Explore Binary Search trees, AVL trees, and Splay trees!

For this project, you will store your 1000+ objects in a Binary Search Tree, an AVL Tree, and a Splay Tree. You will search for objects in the tree and record how many objects you had to visit to complete the search. You will analyze your results from the different data structures.

Setup

You will want to start at the end of Project 1. You should have a vector of 1000+ objects in your main function.

  • You will need to overload the <, >, <=, >=, and == operators of your class from Project 1. Use the unique field to compare objects of your class to ensure that all objects get stored in the trees.

Requirements

Tree Classes

Modify the find methods of each tree class (Binary Search Tree, AVL Tree, and Splay Tree) so that a search of the tree also stores the depth of the last node visited. To do this without losing information, pass an integer by reference into both find methods and modify the integer inside the methods.

  • The root node is at depth 0.
  • Even if the search fails, you should still record the depth of the last node visited.

Main Function

Create a Binary Search Tree, an AVL Tree, and a Splay Tree all of type integer. Using a loop, insert the integers from 1 to 100 in order. In a second loop, find each integer in order and record the depths to a file in the data folder.

  • Check for understanding: print the return values and depths you get from the BST find method if you search for 0, 101, and 102 (you should get 1, 100, and 100, respectively).

Create a Binary Search Tree, an AVL Tree, and a Splay Tree all of type integer. Using a loop, insert the integers from 1 to 100 in a random order. In a second loop, find each integer in order and record the depths to a file in the data folder.

  • You can get a random sequence either from random.org or by shuffling a vector of numbers (C++ has a shuffle function).

**Entries shown**
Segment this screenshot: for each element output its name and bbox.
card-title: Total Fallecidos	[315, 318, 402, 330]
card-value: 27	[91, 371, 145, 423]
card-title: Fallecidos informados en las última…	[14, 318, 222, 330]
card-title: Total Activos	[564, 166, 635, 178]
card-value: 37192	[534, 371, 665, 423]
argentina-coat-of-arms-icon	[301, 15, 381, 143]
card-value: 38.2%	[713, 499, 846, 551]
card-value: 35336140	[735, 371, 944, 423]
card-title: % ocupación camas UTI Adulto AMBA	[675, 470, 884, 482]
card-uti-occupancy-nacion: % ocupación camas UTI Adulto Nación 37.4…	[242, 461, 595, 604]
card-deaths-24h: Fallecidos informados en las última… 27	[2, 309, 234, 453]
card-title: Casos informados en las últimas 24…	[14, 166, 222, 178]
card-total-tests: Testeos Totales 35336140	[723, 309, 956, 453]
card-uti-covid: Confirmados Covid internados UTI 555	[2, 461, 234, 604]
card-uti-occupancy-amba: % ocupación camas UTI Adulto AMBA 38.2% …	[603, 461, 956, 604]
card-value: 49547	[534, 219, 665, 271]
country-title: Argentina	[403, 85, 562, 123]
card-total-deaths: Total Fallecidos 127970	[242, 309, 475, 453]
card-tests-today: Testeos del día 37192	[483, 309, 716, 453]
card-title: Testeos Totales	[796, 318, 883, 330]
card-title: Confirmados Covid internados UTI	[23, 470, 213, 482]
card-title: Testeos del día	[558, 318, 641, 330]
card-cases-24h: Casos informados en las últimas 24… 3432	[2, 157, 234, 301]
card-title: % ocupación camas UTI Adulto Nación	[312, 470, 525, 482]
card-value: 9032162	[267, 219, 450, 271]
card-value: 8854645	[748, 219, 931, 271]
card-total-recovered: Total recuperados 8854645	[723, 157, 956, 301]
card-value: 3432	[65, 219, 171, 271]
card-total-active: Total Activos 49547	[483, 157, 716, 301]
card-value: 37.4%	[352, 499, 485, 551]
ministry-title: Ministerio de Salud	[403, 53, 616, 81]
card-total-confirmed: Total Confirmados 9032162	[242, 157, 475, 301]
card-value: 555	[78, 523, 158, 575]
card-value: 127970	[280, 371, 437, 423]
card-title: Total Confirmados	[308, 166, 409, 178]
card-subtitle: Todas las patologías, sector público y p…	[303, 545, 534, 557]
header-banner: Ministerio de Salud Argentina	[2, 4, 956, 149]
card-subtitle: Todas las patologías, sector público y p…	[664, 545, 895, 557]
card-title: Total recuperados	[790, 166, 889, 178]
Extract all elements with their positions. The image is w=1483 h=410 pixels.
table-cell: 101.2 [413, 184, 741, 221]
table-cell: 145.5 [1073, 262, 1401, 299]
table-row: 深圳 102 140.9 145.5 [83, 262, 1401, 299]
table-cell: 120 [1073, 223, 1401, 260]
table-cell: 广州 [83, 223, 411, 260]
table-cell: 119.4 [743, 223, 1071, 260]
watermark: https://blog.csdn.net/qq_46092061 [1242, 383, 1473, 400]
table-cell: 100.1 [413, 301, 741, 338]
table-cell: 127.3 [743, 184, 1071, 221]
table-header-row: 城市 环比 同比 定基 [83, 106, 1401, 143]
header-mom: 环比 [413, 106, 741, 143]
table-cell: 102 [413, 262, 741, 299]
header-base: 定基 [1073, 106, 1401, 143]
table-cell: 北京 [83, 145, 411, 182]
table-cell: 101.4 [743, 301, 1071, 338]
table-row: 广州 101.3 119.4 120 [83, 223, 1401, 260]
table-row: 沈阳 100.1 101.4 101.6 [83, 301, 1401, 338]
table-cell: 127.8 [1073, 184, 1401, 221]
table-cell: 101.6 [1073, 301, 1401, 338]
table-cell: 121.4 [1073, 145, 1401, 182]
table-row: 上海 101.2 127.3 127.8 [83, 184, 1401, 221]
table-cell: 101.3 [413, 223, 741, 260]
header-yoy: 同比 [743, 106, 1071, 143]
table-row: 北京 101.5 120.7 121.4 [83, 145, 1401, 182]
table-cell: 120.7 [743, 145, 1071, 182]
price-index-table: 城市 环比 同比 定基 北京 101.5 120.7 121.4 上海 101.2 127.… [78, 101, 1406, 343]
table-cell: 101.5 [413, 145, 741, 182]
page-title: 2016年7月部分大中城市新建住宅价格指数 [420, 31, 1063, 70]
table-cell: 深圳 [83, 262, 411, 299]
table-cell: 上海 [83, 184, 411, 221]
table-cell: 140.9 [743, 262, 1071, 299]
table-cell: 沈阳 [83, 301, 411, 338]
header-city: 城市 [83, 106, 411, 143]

**Work to complete**
1) In the tree-search project description, render this sentence in Spanish: "Even if the search fails, you should still record the depth of the last node visited."
2) Carry on writing the tree-search project description, picking up right after its final sentence.
The material comes from a different source than the text.

**Results by task**
1) Incluso si la búsqueda falla, aún debes registrar la profundidad del último nodo visitado.

2)
Create a Binary Search Tree, an AVL Tree, and a Splay Tree all of your custom data type. Using a loop, insert all 1000+ objects into the trees in the order they appear in your vector (hint: use getSize to make sure all of your data was stored in each tree). In a second loop, find each custom object in the same order and record the depths to a file in the data folder.

Create another Splay Tree of your custom data type. Using a loop, insert all 1000+ objects in the order they appear in your vector. In a second loop, find each object five times in a row before searching for the next object and record the depths to a file in the data folder.

  • You should have 5000+ depths stored in the file for this tree.
  • You should have a total of 10 tree objects in main.

Report

You must write a report about your project. Answer the prompts in the Report.md file.

Submit

You must include your source files (including the three modified tree header files, your class header file, and the main program file), your data files (including your .csv data file and all of the output depth files), your image files (including all graphs you analyze in your report), CMakeLists.txt, and your updated Report.md to your repository. Submit to Gradescope using the GitHub repository link, double-check that all the correct files are there, and wait for the autograder to provide feedback.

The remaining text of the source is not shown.